**PROVIDED DATA:**
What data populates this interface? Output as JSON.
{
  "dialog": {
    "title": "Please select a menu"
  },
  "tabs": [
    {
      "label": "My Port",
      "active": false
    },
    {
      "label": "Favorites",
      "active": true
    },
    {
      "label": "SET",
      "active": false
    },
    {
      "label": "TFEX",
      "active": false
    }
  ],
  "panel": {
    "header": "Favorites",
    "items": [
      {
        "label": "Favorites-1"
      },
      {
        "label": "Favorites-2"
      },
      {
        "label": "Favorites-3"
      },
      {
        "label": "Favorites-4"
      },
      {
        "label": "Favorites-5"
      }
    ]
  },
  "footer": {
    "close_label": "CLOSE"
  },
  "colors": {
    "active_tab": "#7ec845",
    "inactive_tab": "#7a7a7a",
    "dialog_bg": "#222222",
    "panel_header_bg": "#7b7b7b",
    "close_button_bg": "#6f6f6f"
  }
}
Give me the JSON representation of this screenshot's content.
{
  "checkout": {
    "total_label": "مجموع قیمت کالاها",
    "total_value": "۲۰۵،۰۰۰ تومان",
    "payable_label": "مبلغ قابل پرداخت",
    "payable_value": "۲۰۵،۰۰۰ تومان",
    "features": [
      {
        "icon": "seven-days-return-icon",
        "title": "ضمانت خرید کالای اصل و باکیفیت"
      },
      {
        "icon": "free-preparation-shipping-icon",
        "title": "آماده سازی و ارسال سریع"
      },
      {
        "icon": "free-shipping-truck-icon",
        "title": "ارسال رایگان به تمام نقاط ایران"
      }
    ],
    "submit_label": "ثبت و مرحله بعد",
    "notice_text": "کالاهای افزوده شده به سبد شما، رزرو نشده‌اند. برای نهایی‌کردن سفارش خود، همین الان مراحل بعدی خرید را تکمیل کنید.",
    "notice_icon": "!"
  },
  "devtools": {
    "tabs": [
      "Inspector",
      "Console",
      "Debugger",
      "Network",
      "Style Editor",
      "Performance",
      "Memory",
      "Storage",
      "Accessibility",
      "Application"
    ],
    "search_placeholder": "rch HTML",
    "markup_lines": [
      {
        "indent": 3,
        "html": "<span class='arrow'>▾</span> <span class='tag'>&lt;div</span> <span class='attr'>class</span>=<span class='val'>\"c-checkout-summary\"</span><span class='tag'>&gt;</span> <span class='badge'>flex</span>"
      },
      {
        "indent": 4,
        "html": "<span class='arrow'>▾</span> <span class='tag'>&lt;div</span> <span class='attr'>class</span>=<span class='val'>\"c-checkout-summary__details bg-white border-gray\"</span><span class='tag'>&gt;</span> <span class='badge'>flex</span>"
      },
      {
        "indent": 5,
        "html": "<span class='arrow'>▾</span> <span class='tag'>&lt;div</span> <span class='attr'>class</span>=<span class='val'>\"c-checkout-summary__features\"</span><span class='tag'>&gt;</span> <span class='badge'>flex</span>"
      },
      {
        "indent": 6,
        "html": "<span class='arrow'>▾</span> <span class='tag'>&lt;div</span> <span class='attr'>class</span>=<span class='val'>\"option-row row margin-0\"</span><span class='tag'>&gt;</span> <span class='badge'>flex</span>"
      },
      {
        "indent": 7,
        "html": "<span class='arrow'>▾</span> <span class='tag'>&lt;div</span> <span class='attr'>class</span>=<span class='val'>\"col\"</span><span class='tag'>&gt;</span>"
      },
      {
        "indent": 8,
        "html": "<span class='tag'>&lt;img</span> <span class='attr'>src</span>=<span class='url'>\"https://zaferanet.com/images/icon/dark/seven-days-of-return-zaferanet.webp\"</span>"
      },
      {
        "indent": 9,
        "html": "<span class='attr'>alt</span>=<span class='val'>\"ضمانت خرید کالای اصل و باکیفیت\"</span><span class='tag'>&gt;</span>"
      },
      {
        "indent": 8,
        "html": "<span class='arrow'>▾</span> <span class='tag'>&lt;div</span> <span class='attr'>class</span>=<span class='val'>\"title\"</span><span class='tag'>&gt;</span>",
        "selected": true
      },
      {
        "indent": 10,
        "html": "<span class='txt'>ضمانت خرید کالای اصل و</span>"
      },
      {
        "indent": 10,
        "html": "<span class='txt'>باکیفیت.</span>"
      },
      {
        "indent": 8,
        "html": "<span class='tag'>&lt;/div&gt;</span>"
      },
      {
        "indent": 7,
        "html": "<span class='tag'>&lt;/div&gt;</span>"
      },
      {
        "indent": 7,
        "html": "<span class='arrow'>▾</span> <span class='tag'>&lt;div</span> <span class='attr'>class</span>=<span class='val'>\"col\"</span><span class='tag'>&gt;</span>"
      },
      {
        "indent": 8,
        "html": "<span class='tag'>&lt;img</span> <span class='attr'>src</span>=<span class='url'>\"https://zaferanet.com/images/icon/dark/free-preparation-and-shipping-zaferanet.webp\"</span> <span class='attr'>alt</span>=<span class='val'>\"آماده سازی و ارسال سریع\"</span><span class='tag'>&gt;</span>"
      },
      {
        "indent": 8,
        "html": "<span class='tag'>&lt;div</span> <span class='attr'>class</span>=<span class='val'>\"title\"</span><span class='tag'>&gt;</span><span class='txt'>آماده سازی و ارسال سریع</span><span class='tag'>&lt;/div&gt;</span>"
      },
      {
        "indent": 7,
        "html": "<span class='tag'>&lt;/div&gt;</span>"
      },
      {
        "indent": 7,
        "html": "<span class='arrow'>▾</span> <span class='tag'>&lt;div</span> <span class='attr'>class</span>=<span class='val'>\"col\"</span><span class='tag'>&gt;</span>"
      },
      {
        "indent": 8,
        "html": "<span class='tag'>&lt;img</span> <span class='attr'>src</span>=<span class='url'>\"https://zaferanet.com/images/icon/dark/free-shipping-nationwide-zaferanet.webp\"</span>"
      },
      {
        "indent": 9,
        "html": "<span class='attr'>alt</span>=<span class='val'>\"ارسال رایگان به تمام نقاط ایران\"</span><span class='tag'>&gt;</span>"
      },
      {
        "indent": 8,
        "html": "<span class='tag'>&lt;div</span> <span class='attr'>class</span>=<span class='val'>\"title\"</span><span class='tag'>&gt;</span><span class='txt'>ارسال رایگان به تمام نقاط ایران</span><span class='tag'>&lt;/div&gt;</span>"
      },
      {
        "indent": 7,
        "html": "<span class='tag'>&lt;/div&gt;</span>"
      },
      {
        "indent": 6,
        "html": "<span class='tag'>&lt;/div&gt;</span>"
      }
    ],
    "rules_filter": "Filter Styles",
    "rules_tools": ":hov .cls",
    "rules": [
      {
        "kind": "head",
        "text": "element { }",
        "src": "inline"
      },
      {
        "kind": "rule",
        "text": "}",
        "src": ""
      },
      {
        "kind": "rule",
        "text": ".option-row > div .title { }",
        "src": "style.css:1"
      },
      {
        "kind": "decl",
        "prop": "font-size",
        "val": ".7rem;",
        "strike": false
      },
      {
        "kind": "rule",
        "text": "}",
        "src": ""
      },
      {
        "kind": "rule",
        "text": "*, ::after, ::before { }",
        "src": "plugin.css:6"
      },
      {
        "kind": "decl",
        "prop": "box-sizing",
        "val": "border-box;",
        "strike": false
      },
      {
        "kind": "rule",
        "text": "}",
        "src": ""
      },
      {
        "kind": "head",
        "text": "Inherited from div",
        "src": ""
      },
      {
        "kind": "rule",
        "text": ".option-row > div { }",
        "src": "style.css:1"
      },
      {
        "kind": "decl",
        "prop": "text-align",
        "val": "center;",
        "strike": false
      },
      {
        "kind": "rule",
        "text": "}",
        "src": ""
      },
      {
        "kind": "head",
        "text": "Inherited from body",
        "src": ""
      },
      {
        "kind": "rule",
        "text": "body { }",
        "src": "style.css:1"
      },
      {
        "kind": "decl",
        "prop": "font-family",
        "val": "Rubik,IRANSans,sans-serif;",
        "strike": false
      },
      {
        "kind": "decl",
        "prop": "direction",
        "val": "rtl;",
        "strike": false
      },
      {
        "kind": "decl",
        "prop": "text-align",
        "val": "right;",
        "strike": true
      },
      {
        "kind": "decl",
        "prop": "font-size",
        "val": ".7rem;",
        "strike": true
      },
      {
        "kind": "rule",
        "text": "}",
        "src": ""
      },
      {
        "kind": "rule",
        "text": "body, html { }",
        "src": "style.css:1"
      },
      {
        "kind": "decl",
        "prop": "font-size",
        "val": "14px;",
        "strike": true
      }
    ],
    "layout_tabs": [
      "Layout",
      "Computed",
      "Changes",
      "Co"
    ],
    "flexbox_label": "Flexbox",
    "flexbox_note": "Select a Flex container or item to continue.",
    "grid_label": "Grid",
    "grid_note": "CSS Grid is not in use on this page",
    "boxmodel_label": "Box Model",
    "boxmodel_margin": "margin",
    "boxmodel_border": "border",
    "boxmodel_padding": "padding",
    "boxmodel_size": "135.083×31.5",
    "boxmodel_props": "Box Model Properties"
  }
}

**WHAT THE TASK ASKS:** Identify every line above that includes the word "preparation", and show those lines.

**TASK SOLUTION:**
        "icon": "free-preparation-shipping-icon",
        "html": "<span class='tag'>&lt;img</span> <span class='attr'>src</span>=<span class='url'>\"https://zaferanet.com/images/icon/dark/free-preparation-and-shipping-zaferanet.webp\"</span> <span class='attr'>alt</span>=<span class='val'>\"آماده سازی و ارسال سریع\"</span><span class='tag'>&gt;</span>"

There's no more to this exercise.